→ Problem statement
Reproduce all the entries precisely.

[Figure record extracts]
-=-=-=-=-

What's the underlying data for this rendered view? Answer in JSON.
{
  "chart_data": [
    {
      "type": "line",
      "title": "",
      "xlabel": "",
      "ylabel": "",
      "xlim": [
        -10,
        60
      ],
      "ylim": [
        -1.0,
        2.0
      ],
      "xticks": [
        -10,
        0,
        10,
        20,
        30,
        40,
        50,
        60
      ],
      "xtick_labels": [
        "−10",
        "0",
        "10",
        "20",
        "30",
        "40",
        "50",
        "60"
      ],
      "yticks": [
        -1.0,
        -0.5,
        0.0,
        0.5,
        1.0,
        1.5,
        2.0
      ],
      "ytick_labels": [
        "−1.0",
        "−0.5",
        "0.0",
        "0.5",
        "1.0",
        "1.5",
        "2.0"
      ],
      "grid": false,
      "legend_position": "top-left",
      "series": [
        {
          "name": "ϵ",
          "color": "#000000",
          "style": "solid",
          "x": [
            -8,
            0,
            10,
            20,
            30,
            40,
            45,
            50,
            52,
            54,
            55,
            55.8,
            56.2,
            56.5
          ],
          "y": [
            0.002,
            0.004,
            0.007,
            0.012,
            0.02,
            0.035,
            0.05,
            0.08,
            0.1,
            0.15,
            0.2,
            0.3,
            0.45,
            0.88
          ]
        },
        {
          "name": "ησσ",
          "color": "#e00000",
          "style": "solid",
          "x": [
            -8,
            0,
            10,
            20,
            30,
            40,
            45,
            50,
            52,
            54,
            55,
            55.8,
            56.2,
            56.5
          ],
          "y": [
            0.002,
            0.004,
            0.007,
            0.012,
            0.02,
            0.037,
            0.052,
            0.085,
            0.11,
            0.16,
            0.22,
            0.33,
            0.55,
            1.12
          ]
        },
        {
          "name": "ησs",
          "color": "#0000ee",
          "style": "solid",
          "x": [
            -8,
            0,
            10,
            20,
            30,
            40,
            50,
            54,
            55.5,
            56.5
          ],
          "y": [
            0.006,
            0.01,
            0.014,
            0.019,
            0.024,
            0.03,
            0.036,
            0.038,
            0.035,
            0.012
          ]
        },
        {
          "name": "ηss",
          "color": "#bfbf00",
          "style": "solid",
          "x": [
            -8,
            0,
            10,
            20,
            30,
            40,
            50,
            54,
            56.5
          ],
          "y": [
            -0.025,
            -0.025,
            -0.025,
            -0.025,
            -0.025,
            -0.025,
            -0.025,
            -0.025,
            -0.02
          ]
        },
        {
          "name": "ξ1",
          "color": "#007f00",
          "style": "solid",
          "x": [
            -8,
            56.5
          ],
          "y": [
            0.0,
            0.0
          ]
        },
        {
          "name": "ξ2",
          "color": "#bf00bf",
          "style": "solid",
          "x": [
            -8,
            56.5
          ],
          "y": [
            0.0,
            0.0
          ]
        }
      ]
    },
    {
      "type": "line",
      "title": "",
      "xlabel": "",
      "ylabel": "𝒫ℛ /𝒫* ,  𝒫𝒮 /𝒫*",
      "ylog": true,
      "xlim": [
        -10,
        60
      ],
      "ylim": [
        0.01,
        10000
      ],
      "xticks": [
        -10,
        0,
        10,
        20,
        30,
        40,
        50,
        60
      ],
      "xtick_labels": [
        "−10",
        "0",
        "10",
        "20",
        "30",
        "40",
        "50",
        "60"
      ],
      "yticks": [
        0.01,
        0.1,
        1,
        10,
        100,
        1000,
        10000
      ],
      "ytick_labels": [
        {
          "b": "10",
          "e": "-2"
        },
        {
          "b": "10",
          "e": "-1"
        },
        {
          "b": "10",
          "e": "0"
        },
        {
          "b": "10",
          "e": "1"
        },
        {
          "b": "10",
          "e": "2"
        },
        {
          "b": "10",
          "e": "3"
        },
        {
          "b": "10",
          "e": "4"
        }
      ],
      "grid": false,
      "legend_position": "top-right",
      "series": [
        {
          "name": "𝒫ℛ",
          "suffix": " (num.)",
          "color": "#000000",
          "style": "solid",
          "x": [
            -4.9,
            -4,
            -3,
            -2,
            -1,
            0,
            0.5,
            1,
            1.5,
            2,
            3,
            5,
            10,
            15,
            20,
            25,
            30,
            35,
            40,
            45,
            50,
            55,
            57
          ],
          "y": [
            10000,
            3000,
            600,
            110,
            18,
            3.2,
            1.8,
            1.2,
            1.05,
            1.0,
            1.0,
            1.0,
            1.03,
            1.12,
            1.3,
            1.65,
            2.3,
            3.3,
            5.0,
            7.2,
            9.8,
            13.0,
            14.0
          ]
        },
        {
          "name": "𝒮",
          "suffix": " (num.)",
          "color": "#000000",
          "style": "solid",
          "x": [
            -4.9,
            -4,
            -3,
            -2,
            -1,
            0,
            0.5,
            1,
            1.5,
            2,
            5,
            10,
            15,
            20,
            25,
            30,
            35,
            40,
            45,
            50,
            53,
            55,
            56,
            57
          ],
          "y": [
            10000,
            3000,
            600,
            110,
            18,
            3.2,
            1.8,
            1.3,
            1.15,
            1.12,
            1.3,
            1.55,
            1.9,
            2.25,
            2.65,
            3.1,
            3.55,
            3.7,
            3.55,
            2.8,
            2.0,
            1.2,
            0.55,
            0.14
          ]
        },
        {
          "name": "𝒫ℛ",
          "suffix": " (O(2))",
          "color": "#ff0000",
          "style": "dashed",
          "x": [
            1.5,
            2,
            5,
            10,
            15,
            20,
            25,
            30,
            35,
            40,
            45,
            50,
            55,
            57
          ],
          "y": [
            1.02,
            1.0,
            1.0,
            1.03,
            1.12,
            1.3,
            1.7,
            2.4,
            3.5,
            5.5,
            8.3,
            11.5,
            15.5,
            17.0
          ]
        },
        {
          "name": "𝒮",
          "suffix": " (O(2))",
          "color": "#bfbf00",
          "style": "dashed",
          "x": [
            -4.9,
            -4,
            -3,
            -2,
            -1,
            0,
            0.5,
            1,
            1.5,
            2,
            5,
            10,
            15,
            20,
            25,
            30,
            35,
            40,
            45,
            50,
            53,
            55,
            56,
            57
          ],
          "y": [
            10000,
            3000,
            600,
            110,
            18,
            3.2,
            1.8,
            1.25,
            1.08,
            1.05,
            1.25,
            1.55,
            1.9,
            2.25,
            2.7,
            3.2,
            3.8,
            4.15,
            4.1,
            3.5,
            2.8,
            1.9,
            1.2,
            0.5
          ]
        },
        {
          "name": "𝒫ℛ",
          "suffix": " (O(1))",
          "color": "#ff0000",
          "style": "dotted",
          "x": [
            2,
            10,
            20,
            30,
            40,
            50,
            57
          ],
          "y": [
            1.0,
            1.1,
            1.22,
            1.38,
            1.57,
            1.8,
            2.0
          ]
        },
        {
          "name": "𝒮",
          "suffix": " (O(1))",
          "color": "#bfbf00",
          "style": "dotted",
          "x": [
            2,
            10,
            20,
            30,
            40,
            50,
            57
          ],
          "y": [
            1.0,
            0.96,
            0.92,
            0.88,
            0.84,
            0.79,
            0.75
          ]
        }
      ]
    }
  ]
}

-=-=-=-=-

→ Answer in full
What's the underlying data for this rendered view? Answer in JSON.
{
  "chart_data": [
    {
      "type": "line",
      "title": "",
      "xlabel": "",
      "ylabel": "",
      "xlim": [
        -10,
        60
      ],
      "ylim": [
        -1.0,
        2.0
      ],
      "xticks": [
        -10,
        0,
        10,
        20,
        30,
        40,
        50,
        60
      ],
      "xtick_labels": [
        "−10",
        "0",
        "10",
        "20",
        "30",
        "40",
        "50",
        "60"
      ],
      "yticks": [
        -1.0,
        -0.5,
        0.0,
        0.5,
        1.0,
        1.5,
        2.0
      ],
      "ytick_labels": [
        "−1.0",
        "−0.5",
        "0.0",
        "0.5",
        "1.0",
        "1.5",
        "2.0"
      ],
      "grid": false,
      "legend_position": "top-left",
      "series": [
        {
          "name": "ϵ",
          "color": "#000000",
          "style": "solid",
          "x": [
            -8,
            0,
            10,
            20,
            30,
            40,
            45,
            50,
            52,
            54,
            55,
            55.8,
            56.2,
            56.5
          ],
          "y": [
            0.002,
            0.004,
            0.007,
            0.012,
            0.02,
            0.035,
            0.05,
            0.08,
            0.1,
            0.15,
            0.2,
            0.3,
            0.45,
            0.88
          ]
        },
        {
          "name": "ησσ",
          "color": "#e00000",
          "style": "solid",
          "x": [
            -8,
            0,
            10,
            20,
            30,
            40,
            45,
            50,
            52,
            54,
            55,
            55.8,
            56.2,
            56.5
          ],
          "y": [
            0.002,
            0.004,
            0.007,
            0.012,
            0.02,
            0.037,
            0.052,
            0.085,
            0.11,
            0.16,
            0.22,
            0.33,
            0.55,
            1.12
          ]
        },
        {
          "name": "ησs",
          "color": "#0000ee",
          "style": "solid",
          "x": [
            -8,
            0,
            10,
            20,
            30,
            40,
            50,
            54,
            55.5,
            56.5
          ],
          "y": [
            0.006,
            0.01,
            0.014,
            0.019,
            0.024,
            0.03,
            0.036,
            0.038,
            0.035,
            0.012
          ]
        },
        {
          "name": "ηss",
          "color": "#bfbf00",
          "style": "solid",
          "x": [
            -8,
            0,
            10,
            20,
            30,
            40,
            50,
            54,
            56.5
          ],
          "y": [
            -0.025,
            -0.025,
            -0.025,
            -0.025,
            -0.025,
            -0.025,
            -0.025,
            -0.025,
            -0.02
          ]
        },
        {
          "name": "ξ1",
          "color": "#007f00",
          "style": "solid",
          "x": [
            -8,
            56.5
          ],
          "y": [
            0.0,
            0.0
          ]
        },
        {
          "name": "ξ2",
          "color": "#bf00bf",
          "style": "solid",
          "x": [
            -8,
            56.5
          ],
          "y": [
            0.0,
            0.0
          ]
        }
      ]
    },
    {
      "type": "line",
      "title": "",
      "xlabel": "",
      "ylabel": "𝒫ℛ /𝒫* ,  𝒫𝒮 /𝒫*",
      "ylog": true,
      "xlim": [
        -10,
        60
      ],
      "ylim": [
        0.01,
        10000
      ],
      "xticks": [
        -10,
        0,
        10,
        20,
        30,
        40,
        50,
        60
      ],
      "xtick_labels": [
        "−10",
        "0",
        "10",
        "20",
        "30",
        "40",
        "50",
        "60"
      ],
      "yticks": [
        0.01,
        0.1,
        1,
        10,
        100,
        1000,
        10000
      ],
      "ytick_labels": [
        {
          "b": "10",
          "e": "-2"
        },
        {
          "b": "10",
          "e": "-1"
        },
        {
          "b": "10",
          "e": "0"
        },
        {
          "b": "10",
          "e": "1"
        },
        {
          "b": "10",
          "e": "2"
        },
        {
          "b": "10",
          "e": "3"
        },
        {
          "b": "10",
          "e": "4"
        }
      ],
      "grid": false,
      "legend_position": "top-right",
      "series": [
        {
          "name": "𝒫ℛ",
          "suffix": " (num.)",
          "color": "#000000",
          "style": "solid",
          "x": [
            -4.9,
            -4,
            -3,
            -2,
            -1,
            0,
            0.5,
            1,
            1.5,
            2,
            3,
            5,
            10,
            15,
            20,
            25,
            30,
            35,
            40,
            45,
            50,
            55,
            57
          ],
          "y": [
            10000,
            3000,
            600,
            110,
            18,
            3.2,
            1.8,
            1.2,
            1.05,
            1.0,
            1.0,
            1.0,
            1.03,
            1.12,
            1.3,
            1.65,
            2.3,
            3.3,
            5.0,
            7.2,
            9.8,
            13.0,
            14.0
          ]
        },
        {
          "name": "𝒮",
          "suffix": " (num.)",
          "color": "#000000",
          "style": "solid",
          "x": [
            -4.9,
            -4,
            -3,
            -2,
            -1,
            0,
            0.5,
            1,
            1.5,
            2,
            5,
            10,
            15,
            20,
            25,
            30,
            35,
            40,
            45,
            50,
            53,
            55,
            56,
            57
          ],
          "y": [
            10000,
            3000,
            600,
            110,
            18,
            3.2,
            1.8,
            1.3,
            1.15,
            1.12,
            1.3,
            1.55,
            1.9,
            2.25,
            2.65,
            3.1,
            3.55,
            3.7,
            3.55,
            2.8,
            2.0,
            1.2,
            0.55,
            0.14
          ]
        },
        {
          "name": "𝒫ℛ",
          "suffix": " (O(2))",
          "color": "#ff0000",
          "style": "dashed",
          "x": [
            1.5,
            2,
            5,
            10,
            15,
            20,
            25,
            30,
            35,
            40,
            45,
            50,
            55,
            57
          ],
          "y": [
            1.02,
            1.0,
            1.0,
            1.03,
            1.12,
            1.3,
            1.7,
            2.4,
            3.5,
            5.5,
            8.3,
            11.5,
            15.5,
            17.0
          ]
        },
        {
          "name": "𝒮",
          "suffix": " (O(2))",
          "color": "#bfbf00",
          "style": "dashed",
          "x": [
            -4.9,
            -4,
            -3,
            -2,
            -1,
            0,
            0.5,
            1,
            1.5,
            2,
            5,
            10,
            15,
            20,
            25,
            30,
            35,
            40,
            45,
            50,
            53,
            55,
            56,
            57
          ],
          "y": [
            10000,
            3000,
            600,
            110,
            18,
            3.2,
            1.8,
            1.25,
            1.08,
            1.05,
            1.25,
            1.55,
            1.9,
            2.25,
            2.7,
            3.2,
            3.8,
            4.15,
            4.1,
            3.5,
            2.8,
            1.9,
            1.2,
            0.5
          ]
        },
        {
          "name": "𝒫ℛ",
          "suffix": " (O(1))",
          "color": "#ff0000",
          "style": "dotted",
          "x": [
            2,
            10,
            20,
            30,
            40,
            50,
            57
          ],
          "y": [
            1.0,
            1.1,
            1.22,
            1.38,
            1.57,
            1.8,
            2.0
          ]
        },
        {
          "name": "𝒮",
          "suffix": " (O(1))",
          "color": "#bfbf00",
          "style": "dotted",
          "x": [
            2,
            10,
            20,
            30,
            40,
            50,
            57
          ],
          "y": [
            1.0,
            0.96,
            0.92,
            0.88,
            0.84,
            0.79,
            0.75
          ]
        }
      ]
    }
  ]
}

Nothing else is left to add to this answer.